▸ What to work on: How many of the lines below contain "представляет"? Answer with that number alone.

>> start Listed entries

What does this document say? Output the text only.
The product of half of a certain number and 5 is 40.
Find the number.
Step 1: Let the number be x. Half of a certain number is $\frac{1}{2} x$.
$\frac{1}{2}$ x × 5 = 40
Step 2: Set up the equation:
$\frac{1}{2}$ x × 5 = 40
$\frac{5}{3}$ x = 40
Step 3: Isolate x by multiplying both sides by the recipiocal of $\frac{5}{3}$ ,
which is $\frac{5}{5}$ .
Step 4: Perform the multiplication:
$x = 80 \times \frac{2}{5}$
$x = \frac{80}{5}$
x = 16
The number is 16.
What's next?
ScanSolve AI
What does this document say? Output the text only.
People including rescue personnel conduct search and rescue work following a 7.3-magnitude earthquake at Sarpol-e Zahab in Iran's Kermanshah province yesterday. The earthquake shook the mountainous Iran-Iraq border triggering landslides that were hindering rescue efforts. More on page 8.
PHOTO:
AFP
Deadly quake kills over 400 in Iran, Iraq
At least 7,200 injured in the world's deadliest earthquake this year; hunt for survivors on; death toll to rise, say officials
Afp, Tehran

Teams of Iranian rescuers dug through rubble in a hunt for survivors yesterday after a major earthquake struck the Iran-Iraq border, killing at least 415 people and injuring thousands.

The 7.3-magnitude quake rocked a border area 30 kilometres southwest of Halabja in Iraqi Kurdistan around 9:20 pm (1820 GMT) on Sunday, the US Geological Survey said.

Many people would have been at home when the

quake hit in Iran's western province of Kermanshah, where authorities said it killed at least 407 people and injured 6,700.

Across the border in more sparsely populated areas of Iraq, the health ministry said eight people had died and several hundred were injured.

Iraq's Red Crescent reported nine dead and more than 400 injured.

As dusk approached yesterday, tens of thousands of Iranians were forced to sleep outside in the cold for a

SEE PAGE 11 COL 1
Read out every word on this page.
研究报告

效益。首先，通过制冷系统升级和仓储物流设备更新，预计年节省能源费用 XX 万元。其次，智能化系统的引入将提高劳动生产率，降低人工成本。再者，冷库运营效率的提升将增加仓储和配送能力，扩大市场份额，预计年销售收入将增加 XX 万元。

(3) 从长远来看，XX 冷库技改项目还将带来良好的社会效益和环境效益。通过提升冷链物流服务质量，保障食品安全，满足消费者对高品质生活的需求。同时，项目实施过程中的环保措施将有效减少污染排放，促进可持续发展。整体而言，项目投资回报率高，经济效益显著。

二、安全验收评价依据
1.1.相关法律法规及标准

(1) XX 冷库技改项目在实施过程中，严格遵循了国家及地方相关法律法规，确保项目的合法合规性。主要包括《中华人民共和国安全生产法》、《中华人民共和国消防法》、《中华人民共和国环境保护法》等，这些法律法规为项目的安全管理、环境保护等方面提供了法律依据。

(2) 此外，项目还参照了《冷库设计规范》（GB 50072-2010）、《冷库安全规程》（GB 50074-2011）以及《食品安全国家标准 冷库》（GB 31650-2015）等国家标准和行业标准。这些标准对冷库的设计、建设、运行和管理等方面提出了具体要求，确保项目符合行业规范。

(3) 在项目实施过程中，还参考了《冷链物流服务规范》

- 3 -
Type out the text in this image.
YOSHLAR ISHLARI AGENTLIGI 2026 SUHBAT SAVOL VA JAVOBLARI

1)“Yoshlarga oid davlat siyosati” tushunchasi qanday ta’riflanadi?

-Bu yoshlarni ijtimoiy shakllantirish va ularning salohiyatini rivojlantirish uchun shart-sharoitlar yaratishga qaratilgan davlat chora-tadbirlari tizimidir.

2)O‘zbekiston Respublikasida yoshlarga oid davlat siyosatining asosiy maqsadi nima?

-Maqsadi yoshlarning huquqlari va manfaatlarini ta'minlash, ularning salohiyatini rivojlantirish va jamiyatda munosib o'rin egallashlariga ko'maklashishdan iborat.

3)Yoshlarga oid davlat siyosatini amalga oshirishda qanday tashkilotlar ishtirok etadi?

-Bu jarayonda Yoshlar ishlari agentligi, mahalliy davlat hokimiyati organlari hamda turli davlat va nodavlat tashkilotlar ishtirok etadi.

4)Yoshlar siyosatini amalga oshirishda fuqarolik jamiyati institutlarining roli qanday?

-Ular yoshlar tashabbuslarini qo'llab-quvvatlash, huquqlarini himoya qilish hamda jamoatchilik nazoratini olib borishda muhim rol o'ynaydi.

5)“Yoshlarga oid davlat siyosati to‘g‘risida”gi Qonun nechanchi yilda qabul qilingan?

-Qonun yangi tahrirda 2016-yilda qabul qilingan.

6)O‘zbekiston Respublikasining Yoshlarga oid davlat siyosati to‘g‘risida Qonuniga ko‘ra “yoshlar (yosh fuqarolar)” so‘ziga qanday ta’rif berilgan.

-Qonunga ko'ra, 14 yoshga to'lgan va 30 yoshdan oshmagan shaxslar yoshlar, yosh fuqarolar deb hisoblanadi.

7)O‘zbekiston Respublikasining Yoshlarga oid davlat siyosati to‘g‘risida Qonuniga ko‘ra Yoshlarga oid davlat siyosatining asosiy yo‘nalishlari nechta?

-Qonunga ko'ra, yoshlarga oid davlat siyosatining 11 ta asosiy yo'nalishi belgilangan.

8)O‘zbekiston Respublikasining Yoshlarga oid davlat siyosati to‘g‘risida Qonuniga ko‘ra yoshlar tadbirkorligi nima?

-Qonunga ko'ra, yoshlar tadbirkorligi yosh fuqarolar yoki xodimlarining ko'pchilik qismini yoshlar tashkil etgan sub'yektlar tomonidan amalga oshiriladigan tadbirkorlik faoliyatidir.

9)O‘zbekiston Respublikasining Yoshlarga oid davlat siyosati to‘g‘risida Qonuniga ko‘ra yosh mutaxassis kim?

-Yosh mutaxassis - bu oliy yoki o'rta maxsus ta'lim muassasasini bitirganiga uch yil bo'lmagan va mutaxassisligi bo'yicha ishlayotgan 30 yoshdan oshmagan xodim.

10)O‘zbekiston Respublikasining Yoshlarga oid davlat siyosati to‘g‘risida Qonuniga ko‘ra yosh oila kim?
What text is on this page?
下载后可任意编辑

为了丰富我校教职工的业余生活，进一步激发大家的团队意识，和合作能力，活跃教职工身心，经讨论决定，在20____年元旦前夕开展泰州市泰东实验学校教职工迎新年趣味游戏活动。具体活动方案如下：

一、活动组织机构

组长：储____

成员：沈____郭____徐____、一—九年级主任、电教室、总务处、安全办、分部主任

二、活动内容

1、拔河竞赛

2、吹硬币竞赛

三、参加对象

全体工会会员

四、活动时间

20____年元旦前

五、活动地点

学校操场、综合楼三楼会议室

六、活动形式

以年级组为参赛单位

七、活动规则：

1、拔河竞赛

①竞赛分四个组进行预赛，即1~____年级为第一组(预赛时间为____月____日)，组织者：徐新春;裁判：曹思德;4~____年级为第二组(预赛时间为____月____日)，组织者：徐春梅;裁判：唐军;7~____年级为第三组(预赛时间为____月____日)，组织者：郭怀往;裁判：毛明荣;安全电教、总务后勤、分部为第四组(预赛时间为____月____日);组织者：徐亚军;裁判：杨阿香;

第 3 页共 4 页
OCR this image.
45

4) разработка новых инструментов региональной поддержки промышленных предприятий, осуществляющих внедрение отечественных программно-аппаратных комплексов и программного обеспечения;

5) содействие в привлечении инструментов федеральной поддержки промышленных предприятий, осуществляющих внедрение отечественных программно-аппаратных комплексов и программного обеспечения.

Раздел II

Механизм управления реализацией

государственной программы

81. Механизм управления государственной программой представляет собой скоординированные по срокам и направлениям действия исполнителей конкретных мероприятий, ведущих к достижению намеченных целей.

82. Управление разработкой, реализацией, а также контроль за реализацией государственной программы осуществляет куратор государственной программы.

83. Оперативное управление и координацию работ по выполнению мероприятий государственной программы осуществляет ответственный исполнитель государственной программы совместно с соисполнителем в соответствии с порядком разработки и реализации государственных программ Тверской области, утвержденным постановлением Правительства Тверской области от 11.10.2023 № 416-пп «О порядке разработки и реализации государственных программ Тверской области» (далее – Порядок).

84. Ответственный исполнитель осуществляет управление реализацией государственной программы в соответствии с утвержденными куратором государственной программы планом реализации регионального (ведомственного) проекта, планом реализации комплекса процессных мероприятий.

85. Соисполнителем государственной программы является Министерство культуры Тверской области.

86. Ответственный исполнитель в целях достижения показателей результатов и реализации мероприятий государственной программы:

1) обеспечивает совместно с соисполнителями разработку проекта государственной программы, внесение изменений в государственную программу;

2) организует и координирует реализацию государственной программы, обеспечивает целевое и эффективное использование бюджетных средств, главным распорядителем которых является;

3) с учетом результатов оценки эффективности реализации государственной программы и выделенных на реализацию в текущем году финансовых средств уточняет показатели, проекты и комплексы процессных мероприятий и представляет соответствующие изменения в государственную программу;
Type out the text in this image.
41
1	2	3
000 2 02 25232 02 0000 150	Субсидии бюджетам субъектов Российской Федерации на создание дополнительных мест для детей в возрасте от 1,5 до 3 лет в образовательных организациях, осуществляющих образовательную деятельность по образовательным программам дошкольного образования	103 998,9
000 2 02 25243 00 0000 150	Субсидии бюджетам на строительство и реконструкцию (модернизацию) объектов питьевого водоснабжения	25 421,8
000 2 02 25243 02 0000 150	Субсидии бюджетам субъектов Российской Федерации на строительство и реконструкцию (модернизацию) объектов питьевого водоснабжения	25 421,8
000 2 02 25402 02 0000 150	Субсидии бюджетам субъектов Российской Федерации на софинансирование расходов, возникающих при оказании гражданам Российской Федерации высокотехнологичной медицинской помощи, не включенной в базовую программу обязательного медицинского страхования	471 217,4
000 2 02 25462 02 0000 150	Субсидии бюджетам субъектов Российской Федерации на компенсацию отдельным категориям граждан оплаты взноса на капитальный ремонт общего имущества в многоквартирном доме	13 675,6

>> end Listed entries

▸ Completed task: 2